> [Yang Diminta]: Tukarlah "bounding boxes" dengan "coordinates" dalam seluruh materi berikut dan biarkan bagian lainnya tetap sama. Jangan sertakan gambar dalam jawaban.

> [Materi Latihan]:
§ §
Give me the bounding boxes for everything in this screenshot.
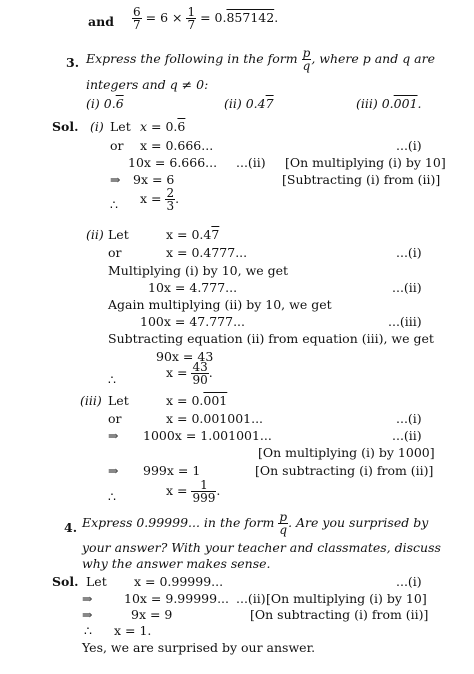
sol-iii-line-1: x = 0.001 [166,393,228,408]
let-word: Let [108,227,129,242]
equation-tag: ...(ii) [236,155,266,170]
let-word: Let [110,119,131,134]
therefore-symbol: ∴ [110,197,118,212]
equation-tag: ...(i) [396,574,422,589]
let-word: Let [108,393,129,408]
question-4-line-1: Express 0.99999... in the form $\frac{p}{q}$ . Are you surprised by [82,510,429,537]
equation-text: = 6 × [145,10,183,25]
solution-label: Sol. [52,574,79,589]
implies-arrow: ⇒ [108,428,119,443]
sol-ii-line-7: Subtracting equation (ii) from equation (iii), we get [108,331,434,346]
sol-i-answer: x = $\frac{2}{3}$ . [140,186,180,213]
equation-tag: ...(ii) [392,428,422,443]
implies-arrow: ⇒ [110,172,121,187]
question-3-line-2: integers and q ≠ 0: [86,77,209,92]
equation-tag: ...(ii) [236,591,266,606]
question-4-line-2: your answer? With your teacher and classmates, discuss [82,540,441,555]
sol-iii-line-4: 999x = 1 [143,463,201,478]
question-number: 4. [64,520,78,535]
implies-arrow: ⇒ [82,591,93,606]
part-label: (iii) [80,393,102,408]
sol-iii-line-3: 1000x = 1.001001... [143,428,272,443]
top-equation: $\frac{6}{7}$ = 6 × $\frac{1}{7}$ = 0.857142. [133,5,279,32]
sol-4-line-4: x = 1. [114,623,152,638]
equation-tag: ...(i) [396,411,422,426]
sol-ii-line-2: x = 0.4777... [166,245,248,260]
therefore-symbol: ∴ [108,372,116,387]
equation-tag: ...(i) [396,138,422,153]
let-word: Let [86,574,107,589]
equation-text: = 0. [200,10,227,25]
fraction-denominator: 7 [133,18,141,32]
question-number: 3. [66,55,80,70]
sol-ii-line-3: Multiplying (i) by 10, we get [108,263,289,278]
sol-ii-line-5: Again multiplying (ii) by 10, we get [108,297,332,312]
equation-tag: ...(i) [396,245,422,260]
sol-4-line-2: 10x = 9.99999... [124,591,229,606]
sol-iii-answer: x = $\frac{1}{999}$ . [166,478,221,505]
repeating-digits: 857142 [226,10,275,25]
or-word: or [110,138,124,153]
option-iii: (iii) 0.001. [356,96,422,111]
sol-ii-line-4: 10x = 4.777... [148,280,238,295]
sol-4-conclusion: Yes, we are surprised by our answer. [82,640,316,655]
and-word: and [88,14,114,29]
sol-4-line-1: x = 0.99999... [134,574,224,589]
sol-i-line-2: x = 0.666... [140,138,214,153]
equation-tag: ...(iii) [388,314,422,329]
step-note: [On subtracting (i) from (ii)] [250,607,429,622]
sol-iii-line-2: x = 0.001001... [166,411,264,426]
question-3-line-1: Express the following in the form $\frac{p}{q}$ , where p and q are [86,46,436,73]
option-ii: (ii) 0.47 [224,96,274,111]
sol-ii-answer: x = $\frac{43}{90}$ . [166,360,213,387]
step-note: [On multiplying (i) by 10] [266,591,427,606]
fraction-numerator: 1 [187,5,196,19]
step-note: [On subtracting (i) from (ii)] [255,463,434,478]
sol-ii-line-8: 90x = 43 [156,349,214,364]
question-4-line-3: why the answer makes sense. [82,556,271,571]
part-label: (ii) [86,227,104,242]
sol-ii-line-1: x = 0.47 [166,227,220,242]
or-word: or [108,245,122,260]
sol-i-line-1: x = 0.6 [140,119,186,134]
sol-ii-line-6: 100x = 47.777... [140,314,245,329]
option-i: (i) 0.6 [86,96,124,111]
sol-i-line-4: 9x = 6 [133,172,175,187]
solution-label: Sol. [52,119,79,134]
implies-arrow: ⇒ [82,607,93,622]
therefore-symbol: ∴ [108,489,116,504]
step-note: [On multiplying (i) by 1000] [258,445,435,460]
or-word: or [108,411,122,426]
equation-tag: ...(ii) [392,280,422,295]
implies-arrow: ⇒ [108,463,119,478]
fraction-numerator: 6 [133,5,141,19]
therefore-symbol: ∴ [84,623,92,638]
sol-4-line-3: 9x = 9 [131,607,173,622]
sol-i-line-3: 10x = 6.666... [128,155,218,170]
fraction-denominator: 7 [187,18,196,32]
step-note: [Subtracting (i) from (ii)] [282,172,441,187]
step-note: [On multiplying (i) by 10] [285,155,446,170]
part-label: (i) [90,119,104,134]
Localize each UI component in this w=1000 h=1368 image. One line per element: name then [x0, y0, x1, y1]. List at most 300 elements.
§ §
> [Jawaban]:
Give me the coordinates for everything in this screenshot.
sol-iii-line-1: x = 0.001 [166,393,228,408]
let-word: Let [108,227,129,242]
equation-tag: ...(ii) [236,155,266,170]
let-word: Let [110,119,131,134]
therefore-symbol: ∴ [110,197,118,212]
equation-tag: ...(i) [396,574,422,589]
let-word: Let [108,393,129,408]
question-4-line-1: Express 0.99999... in the form $\frac{p}{q}$ . Are you surprised by [82,510,429,537]
equation-text: = 6 × [145,10,183,25]
solution-label: Sol. [52,574,79,589]
implies-arrow: ⇒ [108,428,119,443]
sol-ii-line-7: Subtracting equation (ii) from equation (iii), we get [108,331,434,346]
sol-i-answer: x = $\frac{2}{3}$ . [140,186,180,213]
equation-tag: ...(ii) [392,428,422,443]
implies-arrow: ⇒ [110,172,121,187]
question-3-line-2: integers and q ≠ 0: [86,77,209,92]
equation-tag: ...(ii) [236,591,266,606]
question-4-line-2: your answer? With your teacher and classmates, discuss [82,540,441,555]
sol-iii-line-4: 999x = 1 [143,463,201,478]
question-number: 4. [64,520,78,535]
implies-arrow: ⇒ [82,591,93,606]
part-label: (iii) [80,393,102,408]
sol-iii-line-3: 1000x = 1.001001... [143,428,272,443]
top-equation: $\frac{6}{7}$ = 6 × $\frac{1}{7}$ = 0.857142. [133,5,279,32]
sol-4-line-4: x = 1. [114,623,152,638]
equation-tag: ...(i) [396,411,422,426]
sol-ii-line-2: x = 0.4777... [166,245,248,260]
therefore-symbol: ∴ [108,372,116,387]
equation-tag: ...(i) [396,138,422,153]
let-word: Let [86,574,107,589]
equation-text: = 0. [200,10,227,25]
fraction-denominator: 7 [133,18,141,32]
question-number: 3. [66,55,80,70]
sol-ii-line-3: Multiplying (i) by 10, we get [108,263,289,278]
sol-ii-line-5: Again multiplying (ii) by 10, we get [108,297,332,312]
equation-tag: ...(i) [396,245,422,260]
sol-4-line-2: 10x = 9.99999... [124,591,229,606]
sol-iii-answer: x = $\frac{1}{999}$ . [166,478,221,505]
repeating-digits: 857142 [226,10,275,25]
or-word: or [110,138,124,153]
option-iii: (iii) 0.001. [356,96,422,111]
sol-ii-line-4: 10x = 4.777... [148,280,238,295]
sol-4-conclusion: Yes, we are surprised by our answer. [82,640,316,655]
and-word: and [88,14,114,29]
sol-4-line-1: x = 0.99999... [134,574,224,589]
sol-i-line-2: x = 0.666... [140,138,214,153]
equation-tag: ...(iii) [388,314,422,329]
step-note: [On subtracting (i) from (ii)] [250,607,429,622]
sol-iii-line-2: x = 0.001001... [166,411,264,426]
question-3-line-1: Express the following in the form $\frac{p}{q}$ , where p and q are [86,46,436,73]
option-ii: (ii) 0.47 [224,96,274,111]
sol-ii-answer: x = $\frac{43}{90}$ . [166,360,213,387]
step-note: [On multiplying (i) by 10] [266,591,427,606]
fraction-numerator: 1 [187,5,196,19]
step-note: [On subtracting (i) from (ii)] [255,463,434,478]
sol-ii-line-8: 90x = 43 [156,349,214,364]
question-4-line-3: why the answer makes sense. [82,556,271,571]
part-label: (ii) [86,227,104,242]
sol-ii-line-1: x = 0.47 [166,227,220,242]
or-word: or [108,245,122,260]
sol-i-line-1: x = 0.6 [140,119,186,134]
sol-ii-line-6: 100x = 47.777... [140,314,245,329]
option-i: (i) 0.6 [86,96,124,111]
sol-i-line-4: 9x = 6 [133,172,175,187]
solution-label: Sol. [52,119,79,134]
implies-arrow: ⇒ [82,607,93,622]
therefore-symbol: ∴ [108,489,116,504]
step-note: [On multiplying (i) by 1000] [258,445,435,460]
or-word: or [108,411,122,426]
equation-tag: ...(ii) [392,280,422,295]
implies-arrow: ⇒ [108,463,119,478]
fraction-numerator: 6 [133,5,141,19]
therefore-symbol: ∴ [84,623,92,638]
sol-4-line-3: 9x = 9 [131,607,173,622]
sol-i-line-3: 10x = 6.666... [128,155,218,170]
fraction-denominator: 7 [187,18,196,32]
step-note: [Subtracting (i) from (ii)] [282,172,441,187]
step-note: [On multiplying (i) by 10] [285,155,446,170]
part-label: (i) [90,119,104,134]
Localize each UI component in this w=1000 h=1368 image. One line per element: name then [x0, y0, x1, y1]. List at most 300 elements.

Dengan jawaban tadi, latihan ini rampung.